# start of DATA PROVIDED

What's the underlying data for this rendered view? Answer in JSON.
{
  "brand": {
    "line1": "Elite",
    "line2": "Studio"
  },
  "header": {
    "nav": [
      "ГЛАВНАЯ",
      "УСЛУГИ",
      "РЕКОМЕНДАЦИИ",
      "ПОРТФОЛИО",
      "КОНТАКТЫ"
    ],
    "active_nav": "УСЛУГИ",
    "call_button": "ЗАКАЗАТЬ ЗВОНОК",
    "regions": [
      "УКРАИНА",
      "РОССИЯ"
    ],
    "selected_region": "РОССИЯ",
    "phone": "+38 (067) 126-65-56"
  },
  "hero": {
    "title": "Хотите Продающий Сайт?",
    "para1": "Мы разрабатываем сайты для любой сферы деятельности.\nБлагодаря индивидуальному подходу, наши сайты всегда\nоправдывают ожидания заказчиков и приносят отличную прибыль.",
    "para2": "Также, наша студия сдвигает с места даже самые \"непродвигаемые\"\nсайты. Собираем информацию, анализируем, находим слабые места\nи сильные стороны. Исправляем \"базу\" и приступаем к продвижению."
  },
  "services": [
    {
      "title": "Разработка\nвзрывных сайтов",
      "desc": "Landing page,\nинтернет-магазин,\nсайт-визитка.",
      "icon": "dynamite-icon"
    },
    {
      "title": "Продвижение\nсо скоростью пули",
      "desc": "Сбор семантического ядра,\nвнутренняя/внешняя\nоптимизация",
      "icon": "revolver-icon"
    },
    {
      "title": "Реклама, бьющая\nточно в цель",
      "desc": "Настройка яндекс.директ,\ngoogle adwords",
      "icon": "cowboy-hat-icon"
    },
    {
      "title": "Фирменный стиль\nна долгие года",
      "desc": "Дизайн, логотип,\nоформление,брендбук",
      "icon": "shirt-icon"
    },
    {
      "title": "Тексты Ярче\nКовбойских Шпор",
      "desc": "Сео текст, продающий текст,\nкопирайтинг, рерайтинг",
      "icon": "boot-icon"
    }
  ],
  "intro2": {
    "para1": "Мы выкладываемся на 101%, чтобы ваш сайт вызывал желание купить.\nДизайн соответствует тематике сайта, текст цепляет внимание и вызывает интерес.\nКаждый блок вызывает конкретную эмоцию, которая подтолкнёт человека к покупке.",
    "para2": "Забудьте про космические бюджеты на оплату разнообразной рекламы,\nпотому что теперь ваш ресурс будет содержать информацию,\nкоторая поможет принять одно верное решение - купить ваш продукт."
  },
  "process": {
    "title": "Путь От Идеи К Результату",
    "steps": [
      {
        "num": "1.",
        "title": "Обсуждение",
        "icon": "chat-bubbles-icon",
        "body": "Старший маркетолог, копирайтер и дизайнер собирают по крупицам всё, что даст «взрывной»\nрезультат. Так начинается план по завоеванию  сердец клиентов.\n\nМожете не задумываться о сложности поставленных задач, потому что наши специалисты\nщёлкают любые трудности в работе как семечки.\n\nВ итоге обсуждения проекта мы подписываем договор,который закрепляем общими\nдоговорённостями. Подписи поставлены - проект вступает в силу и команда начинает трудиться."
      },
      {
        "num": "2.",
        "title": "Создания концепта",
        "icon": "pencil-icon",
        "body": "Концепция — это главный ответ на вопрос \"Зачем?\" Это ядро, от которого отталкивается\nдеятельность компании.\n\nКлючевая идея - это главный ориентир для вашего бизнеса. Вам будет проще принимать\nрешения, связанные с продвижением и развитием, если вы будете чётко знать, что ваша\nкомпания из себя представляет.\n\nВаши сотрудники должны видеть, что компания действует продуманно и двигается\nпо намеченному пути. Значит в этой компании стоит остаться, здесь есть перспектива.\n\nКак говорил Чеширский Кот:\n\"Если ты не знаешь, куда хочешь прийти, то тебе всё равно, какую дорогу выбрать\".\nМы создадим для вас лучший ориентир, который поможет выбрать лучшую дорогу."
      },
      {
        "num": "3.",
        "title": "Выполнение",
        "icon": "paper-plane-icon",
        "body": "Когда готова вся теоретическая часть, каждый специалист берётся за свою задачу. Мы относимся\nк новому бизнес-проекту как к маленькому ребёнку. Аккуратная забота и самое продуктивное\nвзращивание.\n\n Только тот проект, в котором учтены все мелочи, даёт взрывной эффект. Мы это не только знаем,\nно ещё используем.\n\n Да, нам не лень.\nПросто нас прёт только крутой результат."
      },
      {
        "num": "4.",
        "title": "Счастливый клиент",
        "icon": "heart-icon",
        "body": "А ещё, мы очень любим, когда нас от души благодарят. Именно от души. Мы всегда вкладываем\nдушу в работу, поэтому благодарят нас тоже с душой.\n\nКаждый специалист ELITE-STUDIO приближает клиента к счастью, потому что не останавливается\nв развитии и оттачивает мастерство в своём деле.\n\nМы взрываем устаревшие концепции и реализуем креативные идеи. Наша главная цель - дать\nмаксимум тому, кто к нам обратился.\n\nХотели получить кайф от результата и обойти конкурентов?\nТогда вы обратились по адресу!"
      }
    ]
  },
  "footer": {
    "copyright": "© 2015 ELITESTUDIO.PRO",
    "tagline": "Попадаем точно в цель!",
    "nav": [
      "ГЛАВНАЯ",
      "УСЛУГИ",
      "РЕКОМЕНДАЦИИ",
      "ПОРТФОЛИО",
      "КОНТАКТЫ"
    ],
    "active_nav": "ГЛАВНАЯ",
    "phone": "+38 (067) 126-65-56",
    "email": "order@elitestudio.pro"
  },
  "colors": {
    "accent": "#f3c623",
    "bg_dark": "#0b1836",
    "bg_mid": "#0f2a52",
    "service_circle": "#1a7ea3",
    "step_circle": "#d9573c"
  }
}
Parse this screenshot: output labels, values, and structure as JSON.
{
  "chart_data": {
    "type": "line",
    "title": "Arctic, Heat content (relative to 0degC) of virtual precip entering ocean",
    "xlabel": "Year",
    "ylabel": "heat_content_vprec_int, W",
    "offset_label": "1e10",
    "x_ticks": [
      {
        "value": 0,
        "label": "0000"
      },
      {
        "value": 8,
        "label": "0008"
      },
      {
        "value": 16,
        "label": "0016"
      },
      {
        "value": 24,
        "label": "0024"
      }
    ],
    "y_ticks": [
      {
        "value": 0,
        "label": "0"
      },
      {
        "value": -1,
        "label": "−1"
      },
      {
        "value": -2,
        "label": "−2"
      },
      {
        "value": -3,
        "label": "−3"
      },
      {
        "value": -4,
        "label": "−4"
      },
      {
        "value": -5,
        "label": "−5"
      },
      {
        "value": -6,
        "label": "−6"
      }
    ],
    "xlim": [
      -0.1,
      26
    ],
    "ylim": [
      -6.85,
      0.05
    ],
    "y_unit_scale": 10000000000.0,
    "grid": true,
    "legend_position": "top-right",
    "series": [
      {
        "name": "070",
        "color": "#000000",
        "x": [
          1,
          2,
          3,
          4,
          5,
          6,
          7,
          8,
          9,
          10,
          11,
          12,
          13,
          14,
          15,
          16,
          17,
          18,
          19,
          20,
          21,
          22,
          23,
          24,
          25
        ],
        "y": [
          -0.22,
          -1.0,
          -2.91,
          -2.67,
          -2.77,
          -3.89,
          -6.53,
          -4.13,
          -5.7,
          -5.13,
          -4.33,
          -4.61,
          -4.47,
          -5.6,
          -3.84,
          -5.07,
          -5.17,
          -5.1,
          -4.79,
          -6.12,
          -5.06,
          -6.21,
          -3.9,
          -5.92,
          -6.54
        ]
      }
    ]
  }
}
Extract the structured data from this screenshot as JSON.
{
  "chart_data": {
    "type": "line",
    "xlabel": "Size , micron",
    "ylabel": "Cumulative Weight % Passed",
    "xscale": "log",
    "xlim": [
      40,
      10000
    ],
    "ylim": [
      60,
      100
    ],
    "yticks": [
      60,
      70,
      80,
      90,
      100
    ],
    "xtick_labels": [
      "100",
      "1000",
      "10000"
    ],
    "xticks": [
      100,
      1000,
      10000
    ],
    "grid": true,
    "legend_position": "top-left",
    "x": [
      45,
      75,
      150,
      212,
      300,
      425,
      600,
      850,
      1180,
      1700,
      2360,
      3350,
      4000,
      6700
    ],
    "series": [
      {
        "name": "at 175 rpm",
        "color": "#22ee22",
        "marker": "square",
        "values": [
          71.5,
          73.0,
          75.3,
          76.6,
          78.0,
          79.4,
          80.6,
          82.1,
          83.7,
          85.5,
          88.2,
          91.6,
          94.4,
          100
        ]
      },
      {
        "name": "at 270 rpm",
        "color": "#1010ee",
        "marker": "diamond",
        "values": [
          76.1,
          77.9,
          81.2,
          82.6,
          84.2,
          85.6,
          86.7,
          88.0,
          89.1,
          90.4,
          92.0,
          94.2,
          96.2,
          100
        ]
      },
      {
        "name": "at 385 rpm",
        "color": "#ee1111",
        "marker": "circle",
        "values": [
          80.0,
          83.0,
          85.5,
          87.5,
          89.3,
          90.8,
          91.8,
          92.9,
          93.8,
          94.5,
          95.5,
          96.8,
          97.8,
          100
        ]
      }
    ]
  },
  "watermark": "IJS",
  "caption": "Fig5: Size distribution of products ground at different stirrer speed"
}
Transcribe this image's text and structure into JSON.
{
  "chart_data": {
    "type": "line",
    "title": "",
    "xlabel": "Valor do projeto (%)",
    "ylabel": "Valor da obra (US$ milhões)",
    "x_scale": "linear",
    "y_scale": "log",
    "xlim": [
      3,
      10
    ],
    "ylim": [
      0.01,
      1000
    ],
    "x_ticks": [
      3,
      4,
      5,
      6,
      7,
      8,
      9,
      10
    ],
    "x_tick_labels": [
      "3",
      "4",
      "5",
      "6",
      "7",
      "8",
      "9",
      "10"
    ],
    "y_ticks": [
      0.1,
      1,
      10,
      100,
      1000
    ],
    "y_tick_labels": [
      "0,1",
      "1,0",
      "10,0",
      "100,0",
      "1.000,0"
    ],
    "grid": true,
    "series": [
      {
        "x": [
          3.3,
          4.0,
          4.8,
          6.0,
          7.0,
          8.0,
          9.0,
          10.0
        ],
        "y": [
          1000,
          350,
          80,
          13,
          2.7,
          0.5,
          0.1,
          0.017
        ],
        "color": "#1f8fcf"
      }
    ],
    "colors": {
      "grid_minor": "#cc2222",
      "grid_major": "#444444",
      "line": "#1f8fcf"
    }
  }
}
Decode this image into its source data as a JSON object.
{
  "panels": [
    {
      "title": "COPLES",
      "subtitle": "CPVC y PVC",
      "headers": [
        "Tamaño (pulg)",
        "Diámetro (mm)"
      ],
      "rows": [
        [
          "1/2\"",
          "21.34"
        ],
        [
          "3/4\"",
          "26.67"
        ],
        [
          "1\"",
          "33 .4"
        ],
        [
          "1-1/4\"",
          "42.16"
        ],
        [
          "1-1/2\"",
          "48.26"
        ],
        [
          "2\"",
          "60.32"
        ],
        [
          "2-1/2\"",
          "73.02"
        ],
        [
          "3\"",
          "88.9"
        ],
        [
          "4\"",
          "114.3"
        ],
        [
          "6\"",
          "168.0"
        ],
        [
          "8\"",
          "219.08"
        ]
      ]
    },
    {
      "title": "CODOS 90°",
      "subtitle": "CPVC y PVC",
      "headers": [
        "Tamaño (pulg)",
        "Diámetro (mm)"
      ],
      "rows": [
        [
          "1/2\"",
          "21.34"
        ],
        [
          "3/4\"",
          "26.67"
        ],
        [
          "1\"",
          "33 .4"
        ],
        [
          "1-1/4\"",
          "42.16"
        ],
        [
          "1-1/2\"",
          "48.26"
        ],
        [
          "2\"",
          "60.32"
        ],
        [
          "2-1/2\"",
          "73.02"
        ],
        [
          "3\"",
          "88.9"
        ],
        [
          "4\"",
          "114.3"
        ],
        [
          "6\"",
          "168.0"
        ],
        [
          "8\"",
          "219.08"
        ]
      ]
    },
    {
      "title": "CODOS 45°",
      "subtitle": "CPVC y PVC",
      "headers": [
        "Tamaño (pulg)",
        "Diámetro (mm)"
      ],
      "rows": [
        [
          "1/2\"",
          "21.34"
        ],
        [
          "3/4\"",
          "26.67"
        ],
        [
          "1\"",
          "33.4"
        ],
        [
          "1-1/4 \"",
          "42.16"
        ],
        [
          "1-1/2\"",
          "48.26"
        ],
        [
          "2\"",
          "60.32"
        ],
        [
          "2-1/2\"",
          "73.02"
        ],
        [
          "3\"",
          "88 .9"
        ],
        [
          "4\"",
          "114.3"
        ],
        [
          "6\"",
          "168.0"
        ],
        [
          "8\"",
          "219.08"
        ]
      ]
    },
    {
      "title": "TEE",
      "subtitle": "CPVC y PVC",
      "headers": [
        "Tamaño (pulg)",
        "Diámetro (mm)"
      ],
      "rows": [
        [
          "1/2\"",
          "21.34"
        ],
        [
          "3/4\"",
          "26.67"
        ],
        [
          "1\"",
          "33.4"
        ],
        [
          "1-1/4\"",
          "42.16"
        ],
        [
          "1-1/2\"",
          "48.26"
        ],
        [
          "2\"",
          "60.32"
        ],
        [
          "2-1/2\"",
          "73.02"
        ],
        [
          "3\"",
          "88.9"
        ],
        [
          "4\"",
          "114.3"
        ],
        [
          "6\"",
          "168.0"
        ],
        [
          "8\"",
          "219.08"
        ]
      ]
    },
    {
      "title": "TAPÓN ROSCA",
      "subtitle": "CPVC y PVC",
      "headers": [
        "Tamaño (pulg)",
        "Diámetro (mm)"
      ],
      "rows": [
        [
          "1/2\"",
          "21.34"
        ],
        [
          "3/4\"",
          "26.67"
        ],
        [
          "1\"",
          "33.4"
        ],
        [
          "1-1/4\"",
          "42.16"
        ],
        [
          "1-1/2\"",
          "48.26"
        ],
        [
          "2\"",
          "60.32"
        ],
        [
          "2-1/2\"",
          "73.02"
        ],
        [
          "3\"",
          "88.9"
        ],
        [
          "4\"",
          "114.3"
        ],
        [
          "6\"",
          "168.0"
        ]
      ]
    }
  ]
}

# end of DATA PROVIDED

BRIEF - Select every line in the records above that contains the word "xlabel".

CORRECT RESULT -
    "xlabel": "Year",
    "xlabel": "Size , micron",
    "xlabel": "Valor do projeto (%)",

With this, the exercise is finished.